### Exercise aim
All of the records below must be output exactly, with no pictures carried over.

:::::

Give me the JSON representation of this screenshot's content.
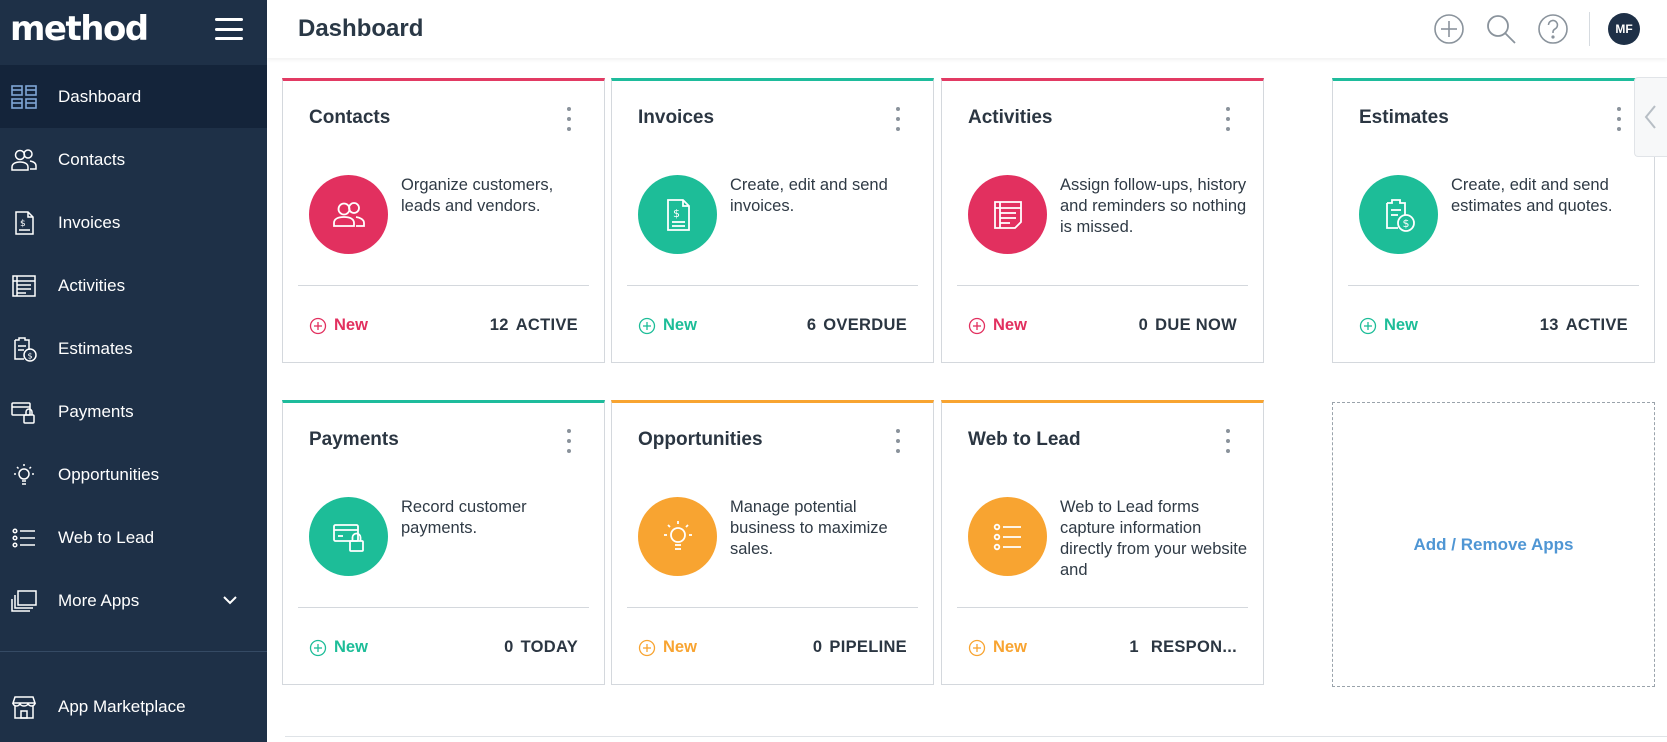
{
  "app": {
    "logo": "method",
    "page_title": "Dashboard"
  },
  "colors": {
    "sidebar_bg": "#1e3047",
    "sidebar_active": "#14243a",
    "red": "#e2305f",
    "teal": "#1dbd98",
    "orange": "#f8a431",
    "link_blue": "#4f96d4"
  },
  "sidebar": {
    "items": [
      {
        "label": "Dashboard",
        "icon": "dashboard-grid-icon",
        "active": true
      },
      {
        "label": "Contacts",
        "icon": "contacts-icon"
      },
      {
        "label": "Invoices",
        "icon": "invoice-icon"
      },
      {
        "label": "Activities",
        "icon": "activities-icon"
      },
      {
        "label": "Estimates",
        "icon": "estimates-icon"
      },
      {
        "label": "Payments",
        "icon": "payments-icon"
      },
      {
        "label": "Opportunities",
        "icon": "lightbulb-icon"
      },
      {
        "label": "Web to Lead",
        "icon": "list-icon"
      },
      {
        "label": "More Apps",
        "icon": "stack-icon"
      }
    ],
    "bottom": {
      "label": "App Marketplace",
      "icon": "storefront-icon"
    }
  },
  "topbar": {
    "avatar_initials": "MF",
    "icons": [
      "add-circle-icon",
      "search-icon",
      "help-icon"
    ]
  },
  "cards": [
    {
      "title": "Contacts",
      "desc": "Organize customers, leads and vendors.",
      "new_label": "New",
      "count": "12",
      "count_label": "ACTIVE",
      "accent": "red"
    },
    {
      "title": "Invoices",
      "desc": "Create, edit and send invoices.",
      "new_label": "New",
      "count": "6",
      "count_label": "OVERDUE",
      "accent": "teal"
    },
    {
      "title": "Activities",
      "desc": "Assign follow-ups, history and reminders so nothing is missed.",
      "new_label": "New",
      "count": "0",
      "count_label": "DUE NOW",
      "accent": "red"
    },
    {
      "title": "Estimates",
      "desc": "Create, edit and send estimates and quotes.",
      "new_label": "New",
      "count": "13",
      "count_label": "ACTIVE",
      "accent": "teal"
    },
    {
      "title": "Payments",
      "desc": "Record customer payments.",
      "new_label": "New",
      "count": "0",
      "count_label": "TODAY",
      "accent": "teal"
    },
    {
      "title": "Opportunities",
      "desc": "Manage potential business to maximize sales.",
      "new_label": "New",
      "count": "0",
      "count_label": "PIPELINE",
      "accent": "orange"
    },
    {
      "title": "Web to Lead",
      "desc": "Web to Lead forms capture information directly from your website and",
      "new_label": "New",
      "count": "1",
      "count_label": "RESPON...",
      "accent": "orange"
    }
  ],
  "add_remove_label": "Add / Remove Apps"
}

:::::

### Solution for this task
Give me the JSON representation of this screenshot's content.
{
  "app": {
    "logo": "method",
    "page_title": "Dashboard"
  },
  "colors": {
    "sidebar_bg": "#1e3047",
    "sidebar_active": "#14243a",
    "red": "#e2305f",
    "teal": "#1dbd98",
    "orange": "#f8a431",
    "link_blue": "#4f96d4"
  },
  "sidebar": {
    "items": [
      {
        "label": "Dashboard",
        "icon": "dashboard-grid-icon",
        "active": true
      },
      {
        "label": "Contacts",
        "icon": "contacts-icon"
      },
      {
        "label": "Invoices",
        "icon": "invoice-icon"
      },
      {
        "label": "Activities",
        "icon": "activities-icon"
      },
      {
        "label": "Estimates",
        "icon": "estimates-icon"
      },
      {
        "label": "Payments",
        "icon": "payments-icon"
      },
      {
        "label": "Opportunities",
        "icon": "lightbulb-icon"
      },
      {
        "label": "Web to Lead",
        "icon": "list-icon"
      },
      {
        "label": "More Apps",
        "icon": "stack-icon"
      }
    ],
    "bottom": {
      "label": "App Marketplace",
      "icon": "storefront-icon"
    }
  },
  "topbar": {
    "avatar_initials": "MF",
    "icons": [
      "add-circle-icon",
      "search-icon",
      "help-icon"
    ]
  },
  "cards": [
    {
      "title": "Contacts",
      "desc": "Organize customers, leads and vendors.",
      "new_label": "New",
      "count": "12",
      "count_label": "ACTIVE",
      "accent": "red"
    },
    {
      "title": "Invoices",
      "desc": "Create, edit and send invoices.",
      "new_label": "New",
      "count": "6",
      "count_label": "OVERDUE",
      "accent": "teal"
    },
    {
      "title": "Activities",
      "desc": "Assign follow-ups, history and reminders so nothing is missed.",
      "new_label": "New",
      "count": "0",
      "count_label": "DUE NOW",
      "accent": "red"
    },
    {
      "title": "Estimates",
      "desc": "Create, edit and send estimates and quotes.",
      "new_label": "New",
      "count": "13",
      "count_label": "ACTIVE",
      "accent": "teal"
    },
    {
      "title": "Payments",
      "desc": "Record customer payments.",
      "new_label": "New",
      "count": "0",
      "count_label": "TODAY",
      "accent": "teal"
    },
    {
      "title": "Opportunities",
      "desc": "Manage potential business to maximize sales.",
      "new_label": "New",
      "count": "0",
      "count_label": "PIPELINE",
      "accent": "orange"
    },
    {
      "title": "Web to Lead",
      "desc": "Web to Lead forms capture information directly from your website and",
      "new_label": "New",
      "count": "1",
      "count_label": "RESPON...",
      "accent": "orange"
    }
  ],
  "add_remove_label": "Add / Remove Apps"
}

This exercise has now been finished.